**DATA PROVIDED:**
--- Begin ---

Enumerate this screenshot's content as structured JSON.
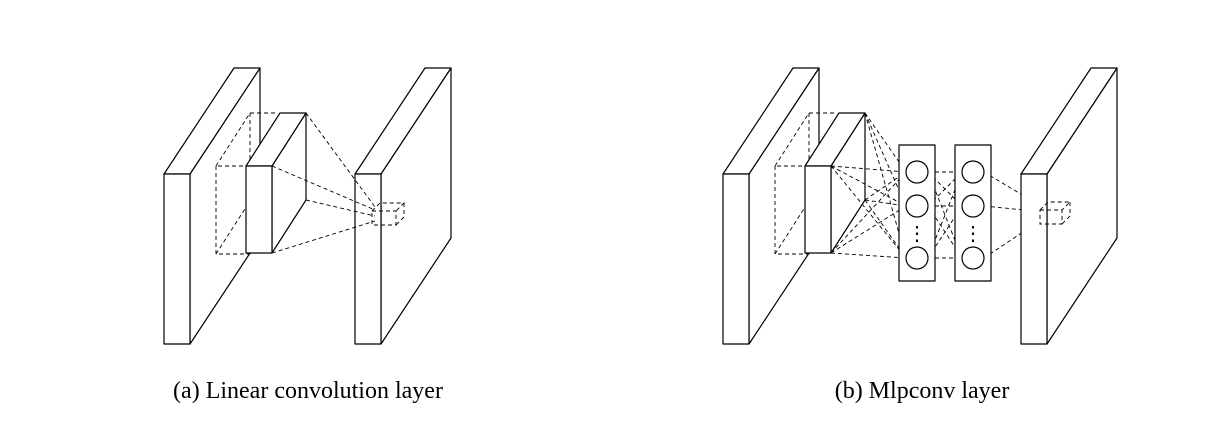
{
  "captions": {
    "linear": "(a) Linear convolution layer",
    "mlpconv": "(b) Mlpconv layer"
  },
  "mlp": {
    "ellipsis": "⋮"
  }
}
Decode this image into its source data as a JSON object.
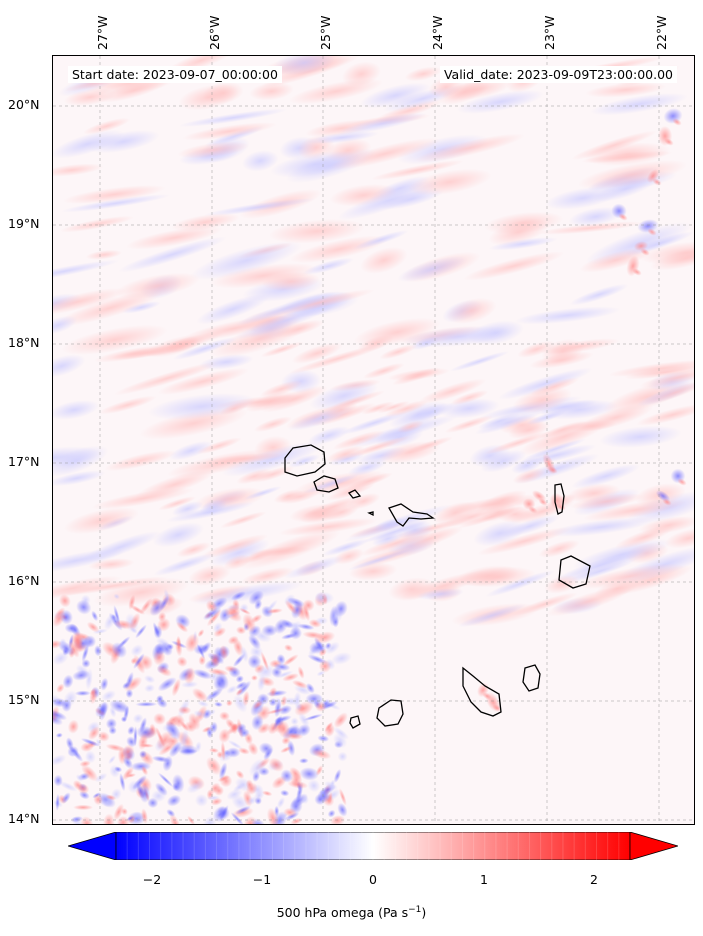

--- End ---

**PROMPT:**
Copy every line above word for word and exclude the pictures.

**FINAL RESULT:**
Enumerate this screenshot's content as structured JSON.
{
  "captions": {
    "linear": "(a) Linear convolution layer",
    "mlpconv": "(b) Mlpconv layer"
  },
  "mlp": {
    "ellipsis": "⋮"
  }
}
Decode this image into its source data as a JSON object.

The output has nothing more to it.